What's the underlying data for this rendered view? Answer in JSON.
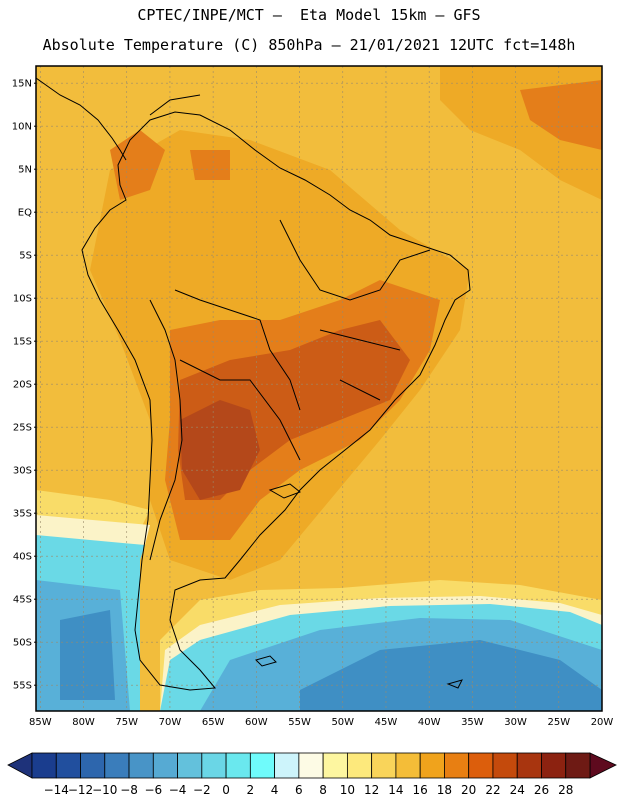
{
  "header": {
    "line1": "CPTEC/INPE/MCT –  Eta Model 15km – GFS",
    "line2": "Absolute Temperature (C) 850hPa – 21/01/2021 12UTC fct=148h"
  },
  "axes": {
    "lat_labels": [
      "15N",
      "10N",
      "5N",
      "EQ",
      "5S",
      "10S",
      "15S",
      "20S",
      "25S",
      "30S",
      "35S",
      "40S",
      "45S",
      "50S",
      "55S"
    ],
    "lon_labels": [
      "85W",
      "80W",
      "75W",
      "70W",
      "65W",
      "60W",
      "55W",
      "50W",
      "45W",
      "40W",
      "35W",
      "30W",
      "25W",
      "20W"
    ],
    "lat_range": [
      17,
      -58
    ],
    "lon_range": [
      -85.5,
      -20
    ]
  },
  "colorbar": {
    "labels": [
      "-14",
      "-12",
      "-10",
      "-8",
      "-6",
      "-4",
      "-2",
      "0",
      "2",
      "4",
      "6",
      "8",
      "10",
      "12",
      "14",
      "16",
      "18",
      "20",
      "22",
      "24",
      "26",
      "28"
    ],
    "colors": [
      "#1a3d8e",
      "#214f9e",
      "#2d66ad",
      "#3a7dbb",
      "#4894c7",
      "#56aad3",
      "#63c1dc",
      "#6ad6e6",
      "#6ae8ee",
      "#6ffbfb",
      "#cdf4fb",
      "#fdfbe5",
      "#fdf6a0",
      "#fde97c",
      "#f9d45a",
      "#f4bd38",
      "#f0a31c",
      "#e87f12",
      "#dc5e0c",
      "#c44a0c",
      "#a8350f",
      "#8c2210",
      "#6e1a14"
    ],
    "end_left_color": "#1e327a",
    "end_right_color": "#5e0a1e"
  },
  "map_colors": {
    "ocean_warm": "#f2bd3c",
    "land_warm": "#eeaa26",
    "hot": "#e47e1a",
    "hotter": "#cc5c16",
    "hottest": "#b4481a",
    "cool_yellow": "#f9dc68",
    "pale": "#fbf3c8",
    "cyan": "#6ad9e6",
    "blue": "#58b0d8",
    "deep_blue": "#3f8fc4",
    "outline": "#000000"
  },
  "icons": {
    "left_arrow": "triangle-left-icon",
    "right_arrow": "triangle-right-icon"
  }
}
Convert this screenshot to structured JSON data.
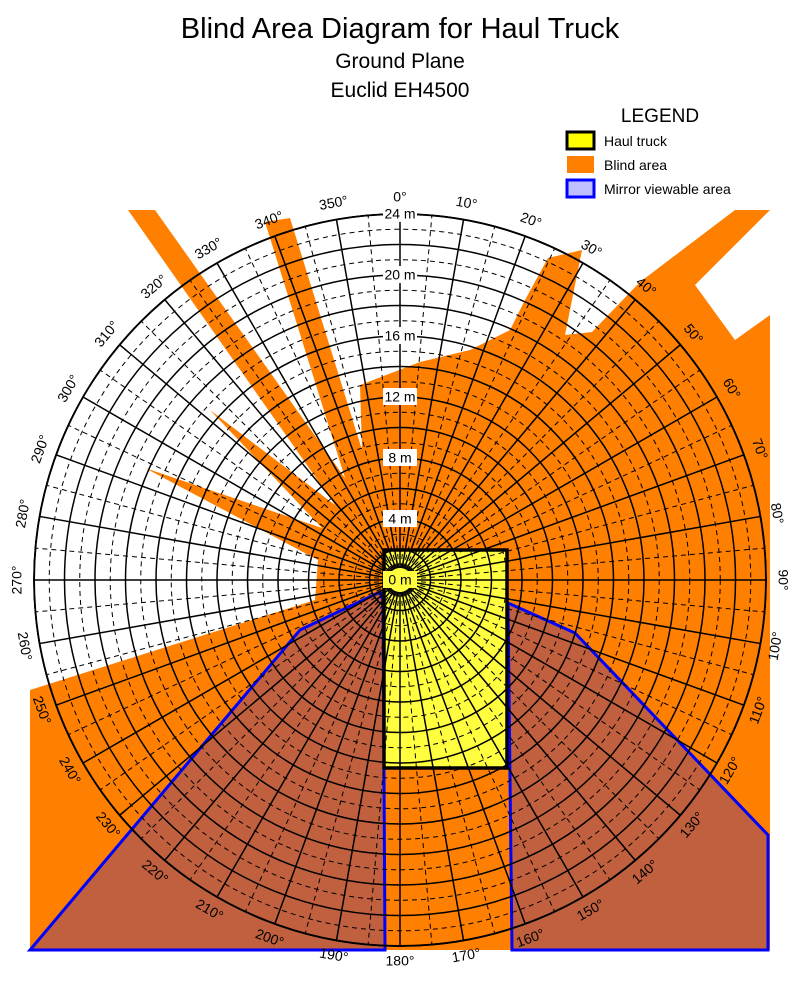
{
  "title": "Blind Area Diagram for Haul Truck",
  "subtitle": [
    "Ground Plane",
    "Euclid EH4500"
  ],
  "legend": {
    "title": "LEGEND",
    "items": [
      "Haul truck",
      "Blind area",
      "Mirror viewable area"
    ]
  },
  "angle_labels": [
    "0°",
    "10°",
    "20°",
    "30°",
    "40°",
    "50°",
    "60°",
    "70°",
    "80°",
    "90°",
    "100°",
    "110°",
    "120°",
    "130°",
    "140°",
    "150°",
    "160°",
    "170°",
    "180°",
    "190°",
    "200°",
    "210°",
    "220°",
    "230°",
    "240°",
    "250°",
    "260°",
    "270°",
    "280°",
    "290°",
    "300°",
    "310°",
    "320°",
    "330°",
    "340°",
    "350°"
  ],
  "range_labels": [
    "0 m",
    "4 m",
    "8 m",
    "12 m",
    "16 m",
    "20 m",
    "24 m"
  ]
}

DIRECTIVE » Output all of the records exactly as they appear above, but not the pictures.

COMPLETED EXERCISE »
What's the underlying data for this rendered view? Answer in JSON.
{
  "header": {
    "line1": "CPTEC/INPE/MCT –  Eta Model 15km – GFS",
    "line2": "Absolute Temperature (C) 850hPa – 21/01/2021 12UTC fct=148h"
  },
  "axes": {
    "lat_labels": [
      "15N",
      "10N",
      "5N",
      "EQ",
      "5S",
      "10S",
      "15S",
      "20S",
      "25S",
      "30S",
      "35S",
      "40S",
      "45S",
      "50S",
      "55S"
    ],
    "lon_labels": [
      "85W",
      "80W",
      "75W",
      "70W",
      "65W",
      "60W",
      "55W",
      "50W",
      "45W",
      "40W",
      "35W",
      "30W",
      "25W",
      "20W"
    ],
    "lat_range": [
      17,
      -58
    ],
    "lon_range": [
      -85.5,
      -20
    ]
  },
  "colorbar": {
    "labels": [
      "-14",
      "-12",
      "-10",
      "-8",
      "-6",
      "-4",
      "-2",
      "0",
      "2",
      "4",
      "6",
      "8",
      "10",
      "12",
      "14",
      "16",
      "18",
      "20",
      "22",
      "24",
      "26",
      "28"
    ],
    "colors": [
      "#1a3d8e",
      "#214f9e",
      "#2d66ad",
      "#3a7dbb",
      "#4894c7",
      "#56aad3",
      "#63c1dc",
      "#6ad6e6",
      "#6ae8ee",
      "#6ffbfb",
      "#cdf4fb",
      "#fdfbe5",
      "#fdf6a0",
      "#fde97c",
      "#f9d45a",
      "#f4bd38",
      "#f0a31c",
      "#e87f12",
      "#dc5e0c",
      "#c44a0c",
      "#a8350f",
      "#8c2210",
      "#6e1a14"
    ],
    "end_left_color": "#1e327a",
    "end_right_color": "#5e0a1e"
  },
  "map_colors": {
    "ocean_warm": "#f2bd3c",
    "land_warm": "#eeaa26",
    "hot": "#e47e1a",
    "hotter": "#cc5c16",
    "hottest": "#b4481a",
    "cool_yellow": "#f9dc68",
    "pale": "#fbf3c8",
    "cyan": "#6ad9e6",
    "blue": "#58b0d8",
    "deep_blue": "#3f8fc4",
    "outline": "#000000"
  },
  "icons": {
    "left_arrow": "triangle-left-icon",
    "right_arrow": "triangle-right-icon"
  }
}
Convert this screenshot to structured JSON data.
{
  "title": "Blind Area Diagram for Haul Truck",
  "subtitle": [
    "Ground Plane",
    "Euclid EH4500"
  ],
  "legend": {
    "title": "LEGEND",
    "items": [
      "Haul truck",
      "Blind area",
      "Mirror viewable area"
    ]
  },
  "angle_labels": [
    "0°",
    "10°",
    "20°",
    "30°",
    "40°",
    "50°",
    "60°",
    "70°",
    "80°",
    "90°",
    "100°",
    "110°",
    "120°",
    "130°",
    "140°",
    "150°",
    "160°",
    "170°",
    "180°",
    "190°",
    "200°",
    "210°",
    "220°",
    "230°",
    "240°",
    "250°",
    "260°",
    "270°",
    "280°",
    "290°",
    "300°",
    "310°",
    "320°",
    "330°",
    "340°",
    "350°"
  ],
  "range_labels": [
    "0 m",
    "4 m",
    "8 m",
    "12 m",
    "16 m",
    "20 m",
    "24 m"
  ]
}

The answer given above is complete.